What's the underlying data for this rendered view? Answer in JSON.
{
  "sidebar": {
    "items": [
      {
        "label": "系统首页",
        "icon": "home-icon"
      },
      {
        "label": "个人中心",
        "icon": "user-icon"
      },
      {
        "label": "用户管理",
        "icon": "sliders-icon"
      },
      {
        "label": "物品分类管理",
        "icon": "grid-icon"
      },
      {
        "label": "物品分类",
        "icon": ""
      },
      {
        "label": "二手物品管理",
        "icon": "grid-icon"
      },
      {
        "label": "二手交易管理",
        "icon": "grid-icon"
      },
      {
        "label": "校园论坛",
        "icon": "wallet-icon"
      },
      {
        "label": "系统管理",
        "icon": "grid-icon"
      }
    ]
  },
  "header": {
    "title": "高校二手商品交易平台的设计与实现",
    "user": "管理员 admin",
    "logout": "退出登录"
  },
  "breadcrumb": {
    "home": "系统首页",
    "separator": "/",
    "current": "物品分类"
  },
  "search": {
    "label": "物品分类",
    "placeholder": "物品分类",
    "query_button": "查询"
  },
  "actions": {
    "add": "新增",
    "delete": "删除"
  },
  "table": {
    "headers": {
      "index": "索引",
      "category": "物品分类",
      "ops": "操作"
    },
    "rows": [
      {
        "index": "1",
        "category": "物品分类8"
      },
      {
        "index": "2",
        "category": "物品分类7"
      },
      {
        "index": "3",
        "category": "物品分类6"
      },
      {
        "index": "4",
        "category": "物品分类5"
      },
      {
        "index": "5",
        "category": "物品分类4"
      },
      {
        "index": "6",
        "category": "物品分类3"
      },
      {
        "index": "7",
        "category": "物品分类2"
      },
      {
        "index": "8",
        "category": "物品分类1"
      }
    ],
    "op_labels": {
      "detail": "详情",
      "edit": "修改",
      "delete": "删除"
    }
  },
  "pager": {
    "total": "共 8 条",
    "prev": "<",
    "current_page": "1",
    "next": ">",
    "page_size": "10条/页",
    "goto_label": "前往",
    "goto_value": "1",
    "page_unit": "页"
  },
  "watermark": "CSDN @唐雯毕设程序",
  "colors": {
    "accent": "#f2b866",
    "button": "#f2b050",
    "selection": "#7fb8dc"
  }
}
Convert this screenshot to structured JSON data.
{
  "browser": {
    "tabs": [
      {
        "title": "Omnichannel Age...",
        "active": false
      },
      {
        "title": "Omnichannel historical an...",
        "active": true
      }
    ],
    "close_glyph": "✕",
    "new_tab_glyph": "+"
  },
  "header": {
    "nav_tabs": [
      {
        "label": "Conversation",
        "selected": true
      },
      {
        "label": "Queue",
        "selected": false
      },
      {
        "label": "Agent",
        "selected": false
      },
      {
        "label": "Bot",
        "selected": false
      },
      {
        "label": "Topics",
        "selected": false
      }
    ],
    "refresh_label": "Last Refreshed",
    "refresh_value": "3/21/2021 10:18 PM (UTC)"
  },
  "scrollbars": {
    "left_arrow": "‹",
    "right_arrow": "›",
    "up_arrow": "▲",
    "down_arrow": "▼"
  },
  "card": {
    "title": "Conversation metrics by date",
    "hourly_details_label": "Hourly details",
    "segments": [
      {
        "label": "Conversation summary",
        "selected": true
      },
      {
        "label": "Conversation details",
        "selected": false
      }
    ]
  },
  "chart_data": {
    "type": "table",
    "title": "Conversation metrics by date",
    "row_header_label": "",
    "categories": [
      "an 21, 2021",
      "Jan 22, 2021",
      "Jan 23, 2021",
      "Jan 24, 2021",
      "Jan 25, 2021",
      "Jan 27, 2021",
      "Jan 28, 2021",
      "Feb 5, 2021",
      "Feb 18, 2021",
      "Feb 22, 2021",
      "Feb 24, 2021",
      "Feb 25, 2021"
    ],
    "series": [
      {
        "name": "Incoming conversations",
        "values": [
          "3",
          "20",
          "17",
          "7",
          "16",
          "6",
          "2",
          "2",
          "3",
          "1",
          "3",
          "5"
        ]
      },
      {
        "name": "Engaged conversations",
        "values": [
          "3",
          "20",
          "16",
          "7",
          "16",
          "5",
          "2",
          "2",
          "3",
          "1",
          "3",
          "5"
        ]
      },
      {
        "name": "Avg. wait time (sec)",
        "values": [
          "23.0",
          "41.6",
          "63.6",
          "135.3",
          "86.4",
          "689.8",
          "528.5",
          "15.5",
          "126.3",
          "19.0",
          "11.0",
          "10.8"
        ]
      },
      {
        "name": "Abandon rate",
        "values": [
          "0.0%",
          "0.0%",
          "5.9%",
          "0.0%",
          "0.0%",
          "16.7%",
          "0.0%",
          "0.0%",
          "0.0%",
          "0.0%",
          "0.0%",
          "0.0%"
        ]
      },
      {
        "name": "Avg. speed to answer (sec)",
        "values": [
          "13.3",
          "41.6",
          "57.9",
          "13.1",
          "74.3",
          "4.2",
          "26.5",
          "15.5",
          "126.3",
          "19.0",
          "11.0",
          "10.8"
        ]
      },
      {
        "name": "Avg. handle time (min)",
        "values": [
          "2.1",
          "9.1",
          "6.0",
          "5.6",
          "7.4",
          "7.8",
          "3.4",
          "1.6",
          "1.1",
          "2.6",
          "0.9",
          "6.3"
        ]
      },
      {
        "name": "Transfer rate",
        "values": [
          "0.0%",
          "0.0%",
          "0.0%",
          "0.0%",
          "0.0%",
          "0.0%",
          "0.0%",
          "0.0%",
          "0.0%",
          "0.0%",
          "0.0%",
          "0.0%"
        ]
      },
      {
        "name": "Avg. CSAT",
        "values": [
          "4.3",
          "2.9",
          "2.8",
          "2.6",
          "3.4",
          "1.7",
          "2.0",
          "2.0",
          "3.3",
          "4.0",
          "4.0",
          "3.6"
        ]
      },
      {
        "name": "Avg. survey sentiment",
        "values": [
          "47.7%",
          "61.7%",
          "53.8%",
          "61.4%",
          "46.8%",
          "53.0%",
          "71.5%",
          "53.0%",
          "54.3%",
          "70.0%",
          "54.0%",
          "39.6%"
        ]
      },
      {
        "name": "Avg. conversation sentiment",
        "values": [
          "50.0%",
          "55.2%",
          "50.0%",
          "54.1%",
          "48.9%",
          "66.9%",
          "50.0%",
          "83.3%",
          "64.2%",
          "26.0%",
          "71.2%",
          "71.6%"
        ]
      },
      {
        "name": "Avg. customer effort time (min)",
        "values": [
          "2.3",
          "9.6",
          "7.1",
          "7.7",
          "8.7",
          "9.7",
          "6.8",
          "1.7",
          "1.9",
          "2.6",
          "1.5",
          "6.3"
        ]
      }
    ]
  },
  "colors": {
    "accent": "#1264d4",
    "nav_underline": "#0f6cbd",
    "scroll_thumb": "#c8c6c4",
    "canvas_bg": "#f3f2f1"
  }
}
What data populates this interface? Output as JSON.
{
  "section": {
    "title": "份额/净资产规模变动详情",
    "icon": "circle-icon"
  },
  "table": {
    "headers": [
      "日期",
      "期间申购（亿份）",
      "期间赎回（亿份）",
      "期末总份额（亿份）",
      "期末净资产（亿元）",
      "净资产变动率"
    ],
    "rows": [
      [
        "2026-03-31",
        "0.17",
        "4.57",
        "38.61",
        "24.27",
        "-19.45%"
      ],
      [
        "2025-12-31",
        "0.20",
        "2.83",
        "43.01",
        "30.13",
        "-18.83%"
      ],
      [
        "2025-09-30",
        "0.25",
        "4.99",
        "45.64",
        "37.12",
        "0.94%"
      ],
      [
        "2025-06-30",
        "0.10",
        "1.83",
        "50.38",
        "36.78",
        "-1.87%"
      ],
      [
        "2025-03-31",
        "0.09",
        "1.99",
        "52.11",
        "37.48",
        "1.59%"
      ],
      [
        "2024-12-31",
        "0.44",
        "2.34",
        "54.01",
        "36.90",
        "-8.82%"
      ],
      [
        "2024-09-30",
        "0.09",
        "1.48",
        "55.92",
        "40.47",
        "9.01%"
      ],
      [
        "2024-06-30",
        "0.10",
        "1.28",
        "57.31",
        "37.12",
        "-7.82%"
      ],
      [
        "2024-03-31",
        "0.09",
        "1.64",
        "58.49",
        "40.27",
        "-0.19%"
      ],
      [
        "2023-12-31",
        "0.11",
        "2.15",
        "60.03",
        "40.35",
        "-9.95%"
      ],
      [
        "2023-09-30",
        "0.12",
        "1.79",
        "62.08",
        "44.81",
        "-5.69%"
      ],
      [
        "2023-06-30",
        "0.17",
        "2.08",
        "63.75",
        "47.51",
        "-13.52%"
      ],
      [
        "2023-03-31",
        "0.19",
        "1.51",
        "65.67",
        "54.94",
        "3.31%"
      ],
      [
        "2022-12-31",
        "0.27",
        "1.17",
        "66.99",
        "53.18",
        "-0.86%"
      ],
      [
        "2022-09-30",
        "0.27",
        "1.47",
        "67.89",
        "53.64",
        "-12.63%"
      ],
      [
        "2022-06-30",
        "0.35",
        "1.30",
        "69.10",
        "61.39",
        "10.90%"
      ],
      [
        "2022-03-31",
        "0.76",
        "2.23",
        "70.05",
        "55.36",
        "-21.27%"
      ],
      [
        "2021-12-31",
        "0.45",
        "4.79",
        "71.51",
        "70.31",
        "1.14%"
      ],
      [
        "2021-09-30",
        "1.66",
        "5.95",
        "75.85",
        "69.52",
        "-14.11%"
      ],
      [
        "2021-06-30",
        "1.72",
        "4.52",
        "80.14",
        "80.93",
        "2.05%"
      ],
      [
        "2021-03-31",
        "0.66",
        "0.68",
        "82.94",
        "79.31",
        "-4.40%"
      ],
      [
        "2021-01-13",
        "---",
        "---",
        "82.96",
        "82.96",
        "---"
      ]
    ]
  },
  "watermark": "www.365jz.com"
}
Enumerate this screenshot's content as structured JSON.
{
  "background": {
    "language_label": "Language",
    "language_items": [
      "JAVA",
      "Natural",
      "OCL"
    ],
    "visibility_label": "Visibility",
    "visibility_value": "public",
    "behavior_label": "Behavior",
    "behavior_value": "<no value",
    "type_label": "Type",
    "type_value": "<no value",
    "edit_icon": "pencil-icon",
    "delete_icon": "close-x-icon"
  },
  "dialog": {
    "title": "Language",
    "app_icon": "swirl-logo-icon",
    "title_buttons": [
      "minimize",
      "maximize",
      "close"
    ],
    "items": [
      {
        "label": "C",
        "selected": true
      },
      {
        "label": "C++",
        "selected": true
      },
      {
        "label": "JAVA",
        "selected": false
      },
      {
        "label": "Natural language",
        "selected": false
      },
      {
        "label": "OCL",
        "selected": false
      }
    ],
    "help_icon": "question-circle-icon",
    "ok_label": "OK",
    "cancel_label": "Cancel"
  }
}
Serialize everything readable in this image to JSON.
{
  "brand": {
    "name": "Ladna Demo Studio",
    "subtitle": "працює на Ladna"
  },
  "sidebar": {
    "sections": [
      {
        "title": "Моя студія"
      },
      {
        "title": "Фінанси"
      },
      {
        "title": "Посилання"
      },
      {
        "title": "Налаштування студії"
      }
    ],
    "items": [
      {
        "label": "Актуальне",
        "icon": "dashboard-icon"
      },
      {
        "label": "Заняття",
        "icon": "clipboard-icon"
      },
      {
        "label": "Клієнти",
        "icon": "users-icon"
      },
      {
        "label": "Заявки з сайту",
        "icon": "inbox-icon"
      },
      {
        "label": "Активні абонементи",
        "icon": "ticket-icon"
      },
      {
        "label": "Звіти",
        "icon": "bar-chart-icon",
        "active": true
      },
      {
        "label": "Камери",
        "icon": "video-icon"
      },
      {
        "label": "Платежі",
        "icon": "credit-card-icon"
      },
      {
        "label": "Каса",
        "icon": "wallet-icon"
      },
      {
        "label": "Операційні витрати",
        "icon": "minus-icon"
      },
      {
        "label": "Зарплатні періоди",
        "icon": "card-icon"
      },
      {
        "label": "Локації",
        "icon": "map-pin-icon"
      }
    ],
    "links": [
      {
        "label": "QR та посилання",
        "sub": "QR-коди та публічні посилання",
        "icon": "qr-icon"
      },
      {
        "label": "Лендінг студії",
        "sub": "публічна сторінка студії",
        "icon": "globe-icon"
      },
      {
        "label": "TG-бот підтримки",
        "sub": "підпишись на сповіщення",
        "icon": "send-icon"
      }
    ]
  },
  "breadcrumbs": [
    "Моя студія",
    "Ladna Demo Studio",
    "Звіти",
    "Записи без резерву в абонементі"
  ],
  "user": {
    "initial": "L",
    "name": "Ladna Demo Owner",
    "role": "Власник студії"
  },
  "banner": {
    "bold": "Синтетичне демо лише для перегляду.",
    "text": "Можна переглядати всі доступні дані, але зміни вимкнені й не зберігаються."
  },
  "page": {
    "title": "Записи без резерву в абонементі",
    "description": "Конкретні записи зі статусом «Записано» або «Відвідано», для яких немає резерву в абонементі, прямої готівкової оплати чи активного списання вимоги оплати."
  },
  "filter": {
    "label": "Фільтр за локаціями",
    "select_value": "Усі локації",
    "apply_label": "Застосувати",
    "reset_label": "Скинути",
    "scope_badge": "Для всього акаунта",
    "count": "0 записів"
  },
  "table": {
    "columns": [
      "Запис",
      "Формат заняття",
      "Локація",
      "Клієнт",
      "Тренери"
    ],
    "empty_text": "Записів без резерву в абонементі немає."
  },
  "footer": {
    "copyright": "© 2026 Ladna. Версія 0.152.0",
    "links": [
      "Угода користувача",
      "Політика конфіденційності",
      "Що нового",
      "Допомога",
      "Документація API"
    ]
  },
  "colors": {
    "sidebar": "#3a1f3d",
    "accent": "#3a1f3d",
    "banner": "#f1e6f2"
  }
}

#### What you have to do:
Report how many lines of the listing hold the word "резерву", with nothing but the number.

#### Reply to the exercise:
4